### Problem description
All of the material should be reproduced exactly, with pictures left out.
-- START Data to use --
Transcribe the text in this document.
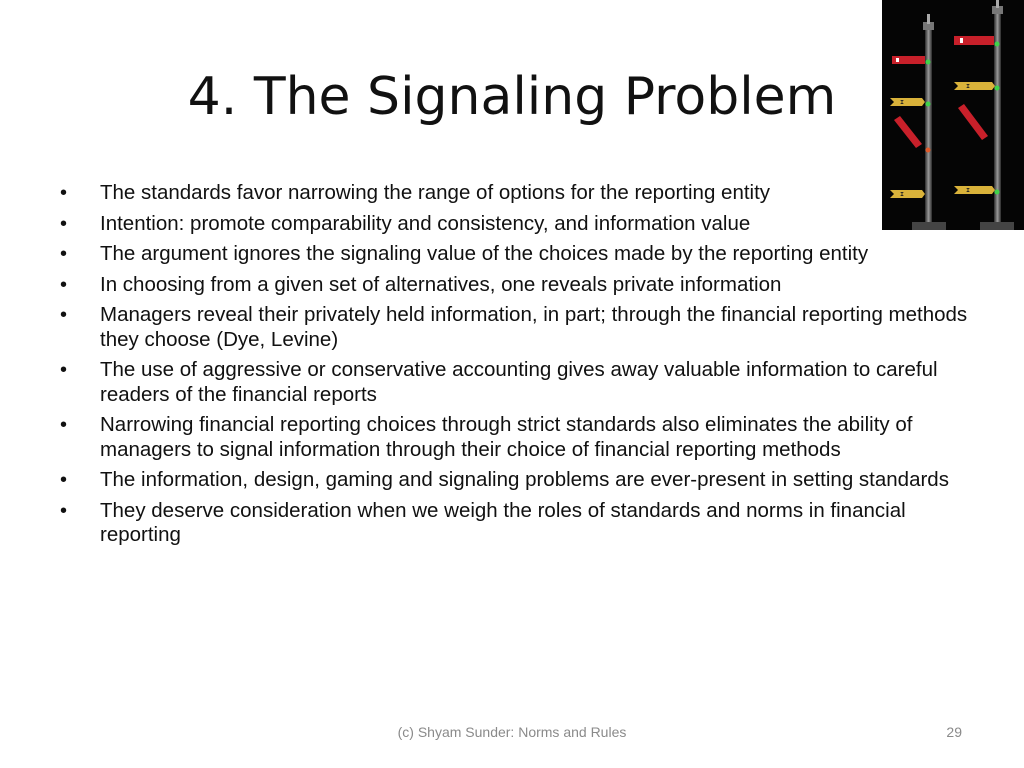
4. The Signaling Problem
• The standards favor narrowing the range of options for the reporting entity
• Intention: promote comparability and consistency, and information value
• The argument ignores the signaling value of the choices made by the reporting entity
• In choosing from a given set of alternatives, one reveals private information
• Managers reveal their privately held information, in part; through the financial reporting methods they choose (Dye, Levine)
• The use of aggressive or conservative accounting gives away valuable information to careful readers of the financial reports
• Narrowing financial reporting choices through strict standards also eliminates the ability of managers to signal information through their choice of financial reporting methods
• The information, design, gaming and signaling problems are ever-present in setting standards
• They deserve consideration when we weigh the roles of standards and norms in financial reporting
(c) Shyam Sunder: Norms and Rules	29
-- END Data to use --
### Expected answer
Transcribe the text in this document.
4. The Signaling Problem
• The standards favor narrowing the range of options for the reporting entity
• Intention: promote comparability and consistency, and information value
• The argument ignores the signaling value of the choices made by the reporting entity
• In choosing from a given set of alternatives, one reveals private information
• Managers reveal their privately held information, in part; through the financial reporting methods they choose (Dye, Levine)
• The use of aggressive or conservative accounting gives away valuable information to careful readers of the financial reports
• Narrowing financial reporting choices through strict standards also eliminates the ability of managers to signal information through their choice of financial reporting methods
• The information, design, gaming and signaling problems are ever-present in setting standards
• They deserve consideration when we weigh the roles of standards and norms in financial reporting
(c) Shyam Sunder: Norms and Rules	29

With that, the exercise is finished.